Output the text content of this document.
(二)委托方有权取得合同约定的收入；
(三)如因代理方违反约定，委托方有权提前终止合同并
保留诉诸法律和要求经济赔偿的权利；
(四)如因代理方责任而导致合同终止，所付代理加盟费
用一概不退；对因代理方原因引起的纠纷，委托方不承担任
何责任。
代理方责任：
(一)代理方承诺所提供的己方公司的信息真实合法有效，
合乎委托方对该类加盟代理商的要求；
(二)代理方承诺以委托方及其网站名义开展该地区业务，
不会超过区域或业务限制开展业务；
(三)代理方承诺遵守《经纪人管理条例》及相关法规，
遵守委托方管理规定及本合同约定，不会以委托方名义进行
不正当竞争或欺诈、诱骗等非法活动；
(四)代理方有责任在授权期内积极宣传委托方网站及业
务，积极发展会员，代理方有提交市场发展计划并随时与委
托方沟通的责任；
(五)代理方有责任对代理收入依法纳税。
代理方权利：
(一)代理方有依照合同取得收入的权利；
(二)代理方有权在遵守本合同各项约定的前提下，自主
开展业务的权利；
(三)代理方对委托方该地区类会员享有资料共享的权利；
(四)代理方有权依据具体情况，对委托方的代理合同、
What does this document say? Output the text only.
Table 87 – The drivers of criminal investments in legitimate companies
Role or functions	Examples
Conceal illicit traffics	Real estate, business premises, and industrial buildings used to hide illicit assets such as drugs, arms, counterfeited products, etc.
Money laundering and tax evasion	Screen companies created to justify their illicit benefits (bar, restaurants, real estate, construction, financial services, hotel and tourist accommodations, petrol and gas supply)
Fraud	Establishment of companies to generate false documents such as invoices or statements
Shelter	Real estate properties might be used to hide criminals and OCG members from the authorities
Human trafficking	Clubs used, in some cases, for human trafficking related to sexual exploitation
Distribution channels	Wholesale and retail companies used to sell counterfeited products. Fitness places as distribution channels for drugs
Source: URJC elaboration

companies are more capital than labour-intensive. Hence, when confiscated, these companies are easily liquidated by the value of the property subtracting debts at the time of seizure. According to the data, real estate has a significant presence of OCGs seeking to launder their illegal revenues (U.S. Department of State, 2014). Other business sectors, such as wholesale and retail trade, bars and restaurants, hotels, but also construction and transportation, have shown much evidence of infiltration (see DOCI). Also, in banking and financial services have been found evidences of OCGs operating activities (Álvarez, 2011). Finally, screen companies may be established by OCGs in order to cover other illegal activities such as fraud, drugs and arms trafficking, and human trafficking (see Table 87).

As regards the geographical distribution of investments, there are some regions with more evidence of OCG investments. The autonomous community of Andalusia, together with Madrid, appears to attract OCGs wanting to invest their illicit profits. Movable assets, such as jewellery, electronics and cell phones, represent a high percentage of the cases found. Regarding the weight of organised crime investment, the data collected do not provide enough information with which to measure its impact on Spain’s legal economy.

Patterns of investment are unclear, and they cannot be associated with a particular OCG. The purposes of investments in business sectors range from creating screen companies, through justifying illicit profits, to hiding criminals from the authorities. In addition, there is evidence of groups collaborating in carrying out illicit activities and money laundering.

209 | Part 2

Directive: Would you reproduce all the entries exactly?

Reply:
Output the text content of this document.
(二)委托方有权取得合同约定的收入；
(三)如因代理方违反约定，委托方有权提前终止合同并
保留诉诸法律和要求经济赔偿的权利；
(四)如因代理方责任而导致合同终止，所付代理加盟费
用一概不退；对因代理方原因引起的纠纷，委托方不承担任
何责任。
代理方责任：
(一)代理方承诺所提供的己方公司的信息真实合法有效，
合乎委托方对该类加盟代理商的要求；
(二)代理方承诺以委托方及其网站名义开展该地区业务，
不会超过区域或业务限制开展业务；
(三)代理方承诺遵守《经纪人管理条例》及相关法规，
遵守委托方管理规定及本合同约定，不会以委托方名义进行
不正当竞争或欺诈、诱骗等非法活动；
(四)代理方有责任在授权期内积极宣传委托方网站及业
务，积极发展会员，代理方有提交市场发展计划并随时与委
托方沟通的责任；
(五)代理方有责任对代理收入依法纳税。
代理方权利：
(一)代理方有依照合同取得收入的权利；
(二)代理方有权在遵守本合同各项约定的前提下，自主
开展业务的权利；
(三)代理方对委托方该地区类会员享有资料共享的权利；
(四)代理方有权依据具体情况，对委托方的代理合同、
What does this document say? Output the text only.
Table 87 – The drivers of criminal investments in legitimate companies
Role or functions	Examples
Conceal illicit traffics	Real estate, business premises, and industrial buildings used to hide illicit assets such as drugs, arms, counterfeited products, etc.
Money laundering and tax evasion	Screen companies created to justify their illicit benefits (bar, restaurants, real estate, construction, financial services, hotel and tourist accommodations, petrol and gas supply)
Fraud	Establishment of companies to generate false documents such as invoices or statements
Shelter	Real estate properties might be used to hide criminals and OCG members from the authorities
Human trafficking	Clubs used, in some cases, for human trafficking related to sexual exploitation
Distribution channels	Wholesale and retail companies used to sell counterfeited products. Fitness places as distribution channels for drugs
Source: URJC elaboration

companies are more capital than labour-intensive. Hence, when confiscated, these companies are easily liquidated by the value of the property subtracting debts at the time of seizure. According to the data, real estate has a significant presence of OCGs seeking to launder their illegal revenues (U.S. Department of State, 2014). Other business sectors, such as wholesale and retail trade, bars and restaurants, hotels, but also construction and transportation, have shown much evidence of infiltration (see DOCI). Also, in banking and financial services have been found evidences of OCGs operating activities (Álvarez, 2011). Finally, screen companies may be established by OCGs in order to cover other illegal activities such as fraud, drugs and arms trafficking, and human trafficking (see Table 87).

As regards the geographical distribution of investments, there are some regions with more evidence of OCG investments. The autonomous community of Andalusia, together with Madrid, appears to attract OCGs wanting to invest their illicit profits. Movable assets, such as jewellery, electronics and cell phones, represent a high percentage of the cases found. Regarding the weight of organised crime investment, the data collected do not provide enough information with which to measure its impact on Spain’s legal economy.

Patterns of investment are unclear, and they cannot be associated with a particular OCG. The purposes of investments in business sectors range from creating screen companies, through justifying illicit profits, to hiding criminals from the authorities. In addition, there is evidence of groups collaborating in carrying out illicit activities and money laundering.

209 | Part 2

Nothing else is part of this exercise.